Comb the records below for the string "speak" and copy each line where it turns up.

--- start of Records for this exercise ---

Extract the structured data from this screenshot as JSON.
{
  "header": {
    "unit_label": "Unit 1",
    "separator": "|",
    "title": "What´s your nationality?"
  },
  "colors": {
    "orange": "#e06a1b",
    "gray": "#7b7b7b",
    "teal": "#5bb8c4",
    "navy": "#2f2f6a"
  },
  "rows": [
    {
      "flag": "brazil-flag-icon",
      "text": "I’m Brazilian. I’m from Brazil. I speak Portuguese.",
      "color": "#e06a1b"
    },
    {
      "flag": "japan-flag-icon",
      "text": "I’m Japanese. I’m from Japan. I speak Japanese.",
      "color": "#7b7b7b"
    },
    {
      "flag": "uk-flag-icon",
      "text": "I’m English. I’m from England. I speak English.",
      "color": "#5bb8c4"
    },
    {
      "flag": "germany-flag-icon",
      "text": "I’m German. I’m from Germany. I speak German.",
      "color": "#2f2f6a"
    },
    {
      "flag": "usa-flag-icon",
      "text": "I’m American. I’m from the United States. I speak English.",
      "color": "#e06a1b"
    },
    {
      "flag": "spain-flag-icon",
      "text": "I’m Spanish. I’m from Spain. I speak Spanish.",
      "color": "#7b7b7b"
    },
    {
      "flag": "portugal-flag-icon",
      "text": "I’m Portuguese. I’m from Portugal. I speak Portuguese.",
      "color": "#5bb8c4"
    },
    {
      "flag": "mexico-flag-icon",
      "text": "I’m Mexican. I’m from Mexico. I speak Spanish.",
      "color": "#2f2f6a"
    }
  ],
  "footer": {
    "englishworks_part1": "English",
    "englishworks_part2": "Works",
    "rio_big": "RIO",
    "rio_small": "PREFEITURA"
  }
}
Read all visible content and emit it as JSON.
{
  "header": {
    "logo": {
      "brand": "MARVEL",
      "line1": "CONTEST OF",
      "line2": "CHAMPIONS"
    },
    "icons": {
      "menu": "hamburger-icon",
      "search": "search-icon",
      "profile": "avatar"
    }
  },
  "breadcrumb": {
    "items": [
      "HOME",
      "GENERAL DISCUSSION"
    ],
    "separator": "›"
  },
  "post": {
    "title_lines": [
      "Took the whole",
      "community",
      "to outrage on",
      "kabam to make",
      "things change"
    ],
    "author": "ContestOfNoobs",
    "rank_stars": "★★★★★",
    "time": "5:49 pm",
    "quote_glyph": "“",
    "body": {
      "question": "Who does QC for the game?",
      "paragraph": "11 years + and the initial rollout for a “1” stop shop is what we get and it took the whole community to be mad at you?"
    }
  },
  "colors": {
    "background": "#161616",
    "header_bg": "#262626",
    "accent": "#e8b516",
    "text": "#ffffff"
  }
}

--- end of Records for this exercise ---

*Result of this exercise*:
      "text": "I’m Brazilian. I’m from Brazil. I speak Portuguese.",
      "text": "I’m Japanese. I’m from Japan. I speak Japanese.",
      "text": "I’m English. I’m from England. I speak English.",
      "text": "I’m German. I’m from Germany. I speak German.",
      "text": "I’m American. I’m from the United States. I speak English.",
      "text": "I’m Spanish. I’m from Spain. I speak Spanish.",
      "text": "I’m Portuguese. I’m from Portugal. I speak Portuguese.",
      "text": "I’m Mexican. I’m from Mexico. I speak Spanish.",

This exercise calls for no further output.